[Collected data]
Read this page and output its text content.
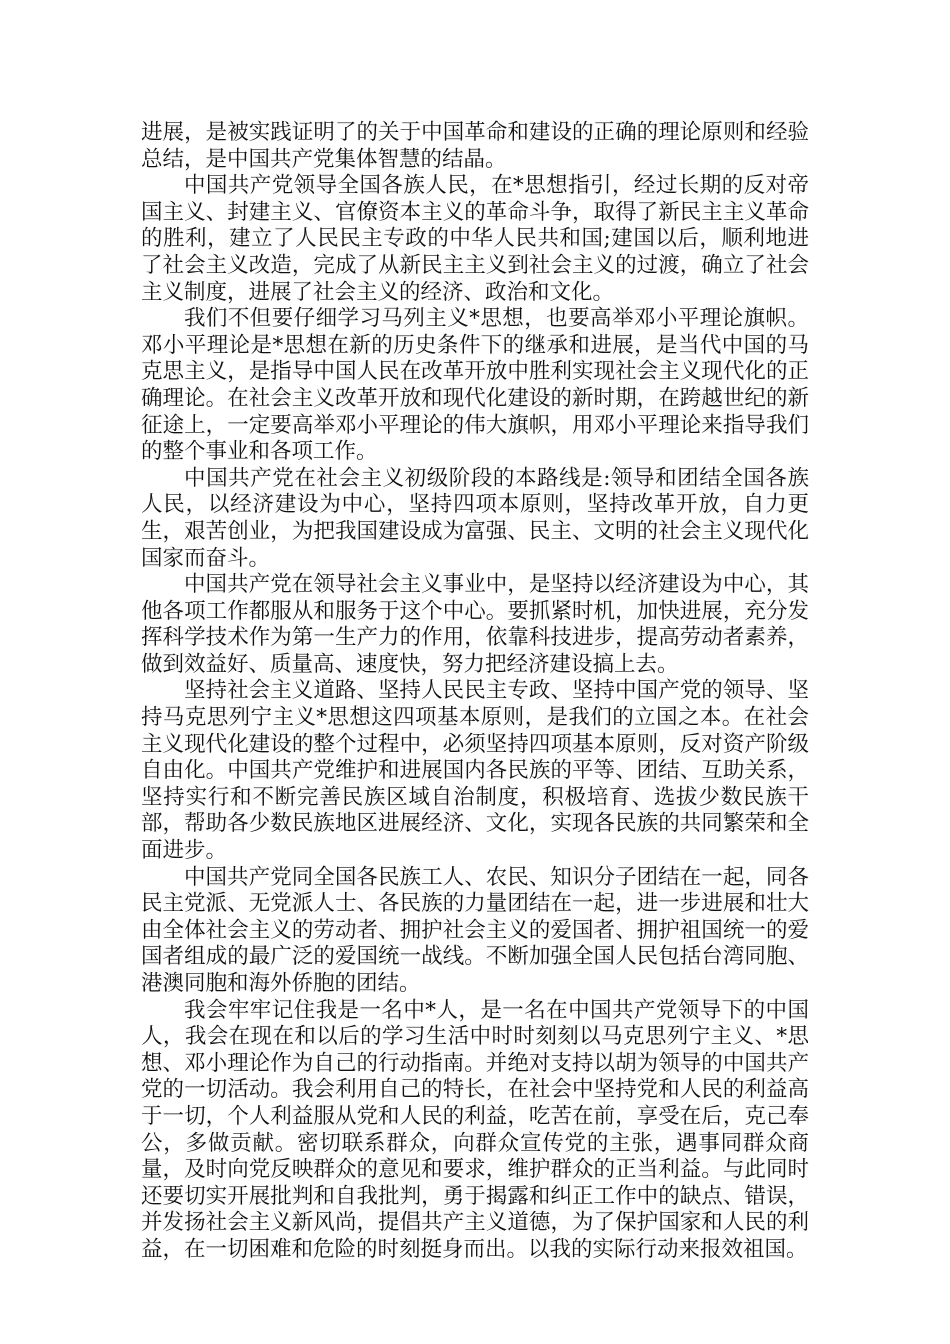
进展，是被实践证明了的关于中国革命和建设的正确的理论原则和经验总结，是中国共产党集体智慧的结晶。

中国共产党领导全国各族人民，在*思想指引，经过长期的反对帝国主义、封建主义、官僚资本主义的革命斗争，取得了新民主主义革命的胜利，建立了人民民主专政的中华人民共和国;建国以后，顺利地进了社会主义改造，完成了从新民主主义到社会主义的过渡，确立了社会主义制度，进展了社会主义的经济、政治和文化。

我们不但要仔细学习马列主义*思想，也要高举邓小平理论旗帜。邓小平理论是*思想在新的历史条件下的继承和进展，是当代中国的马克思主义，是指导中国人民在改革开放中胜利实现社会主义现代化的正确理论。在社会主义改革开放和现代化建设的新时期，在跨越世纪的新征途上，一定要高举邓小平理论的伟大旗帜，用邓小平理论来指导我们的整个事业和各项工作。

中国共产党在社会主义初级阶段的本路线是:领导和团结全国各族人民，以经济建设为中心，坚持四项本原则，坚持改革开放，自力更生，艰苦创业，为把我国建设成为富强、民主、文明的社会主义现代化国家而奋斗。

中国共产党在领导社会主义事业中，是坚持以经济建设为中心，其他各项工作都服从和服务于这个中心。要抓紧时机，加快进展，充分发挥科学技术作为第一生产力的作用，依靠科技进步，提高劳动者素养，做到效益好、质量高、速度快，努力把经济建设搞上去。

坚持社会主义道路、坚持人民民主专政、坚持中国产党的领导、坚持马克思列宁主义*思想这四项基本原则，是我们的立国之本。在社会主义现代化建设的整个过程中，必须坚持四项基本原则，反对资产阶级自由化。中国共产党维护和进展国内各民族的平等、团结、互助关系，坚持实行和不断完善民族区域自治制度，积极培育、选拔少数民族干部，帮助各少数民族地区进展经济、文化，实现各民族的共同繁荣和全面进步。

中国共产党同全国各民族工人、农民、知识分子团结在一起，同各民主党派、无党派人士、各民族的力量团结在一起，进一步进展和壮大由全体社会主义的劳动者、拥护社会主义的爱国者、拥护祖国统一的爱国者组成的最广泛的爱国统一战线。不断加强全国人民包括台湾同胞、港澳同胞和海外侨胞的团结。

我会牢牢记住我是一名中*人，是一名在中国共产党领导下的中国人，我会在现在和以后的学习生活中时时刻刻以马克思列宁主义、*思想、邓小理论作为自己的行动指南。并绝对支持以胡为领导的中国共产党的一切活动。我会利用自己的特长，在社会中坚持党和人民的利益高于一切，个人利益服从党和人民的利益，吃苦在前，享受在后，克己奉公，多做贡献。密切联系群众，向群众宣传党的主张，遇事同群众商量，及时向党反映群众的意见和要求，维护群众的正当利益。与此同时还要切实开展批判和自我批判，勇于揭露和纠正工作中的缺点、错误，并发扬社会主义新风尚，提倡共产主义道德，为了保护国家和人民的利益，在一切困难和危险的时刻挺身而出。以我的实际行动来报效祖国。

Given exercise: Pictures are not part of the copy; reproduce everything else in the records exactly.

Response to this task:
Read this page and output its text content.
进展，是被实践证明了的关于中国革命和建设的正确的理论原则和经验总结，是中国共产党集体智慧的结晶。

中国共产党领导全国各族人民，在*思想指引，经过长期的反对帝国主义、封建主义、官僚资本主义的革命斗争，取得了新民主主义革命的胜利，建立了人民民主专政的中华人民共和国;建国以后，顺利地进了社会主义改造，完成了从新民主主义到社会主义的过渡，确立了社会主义制度，进展了社会主义的经济、政治和文化。

我们不但要仔细学习马列主义*思想，也要高举邓小平理论旗帜。邓小平理论是*思想在新的历史条件下的继承和进展，是当代中国的马克思主义，是指导中国人民在改革开放中胜利实现社会主义现代化的正确理论。在社会主义改革开放和现代化建设的新时期，在跨越世纪的新征途上，一定要高举邓小平理论的伟大旗帜，用邓小平理论来指导我们的整个事业和各项工作。

中国共产党在社会主义初级阶段的本路线是:领导和团结全国各族人民，以经济建设为中心，坚持四项本原则，坚持改革开放，自力更生，艰苦创业，为把我国建设成为富强、民主、文明的社会主义现代化国家而奋斗。

中国共产党在领导社会主义事业中，是坚持以经济建设为中心，其他各项工作都服从和服务于这个中心。要抓紧时机，加快进展，充分发挥科学技术作为第一生产力的作用，依靠科技进步，提高劳动者素养，做到效益好、质量高、速度快，努力把经济建设搞上去。

坚持社会主义道路、坚持人民民主专政、坚持中国产党的领导、坚持马克思列宁主义*思想这四项基本原则，是我们的立国之本。在社会主义现代化建设的整个过程中，必须坚持四项基本原则，反对资产阶级自由化。中国共产党维护和进展国内各民族的平等、团结、互助关系，坚持实行和不断完善民族区域自治制度，积极培育、选拔少数民族干部，帮助各少数民族地区进展经济、文化，实现各民族的共同繁荣和全面进步。

中国共产党同全国各民族工人、农民、知识分子团结在一起，同各民主党派、无党派人士、各民族的力量团结在一起，进一步进展和壮大由全体社会主义的劳动者、拥护社会主义的爱国者、拥护祖国统一的爱国者组成的最广泛的爱国统一战线。不断加强全国人民包括台湾同胞、港澳同胞和海外侨胞的团结。

我会牢牢记住我是一名中*人，是一名在中国共产党领导下的中国人，我会在现在和以后的学习生活中时时刻刻以马克思列宁主义、*思想、邓小理论作为自己的行动指南。并绝对支持以胡为领导的中国共产党的一切活动。我会利用自己的特长，在社会中坚持党和人民的利益高于一切，个人利益服从党和人民的利益，吃苦在前，享受在后，克己奉公，多做贡献。密切联系群众，向群众宣传党的主张，遇事同群众商量，及时向党反映群众的意见和要求，维护群众的正当利益。与此同时还要切实开展批判和自我批判，勇于揭露和纠正工作中的缺点、错误，并发扬社会主义新风尚，提倡共产主义道德，为了保护国家和人民的利益，在一切困难和危险的时刻挺身而出。以我的实际行动来报效祖国。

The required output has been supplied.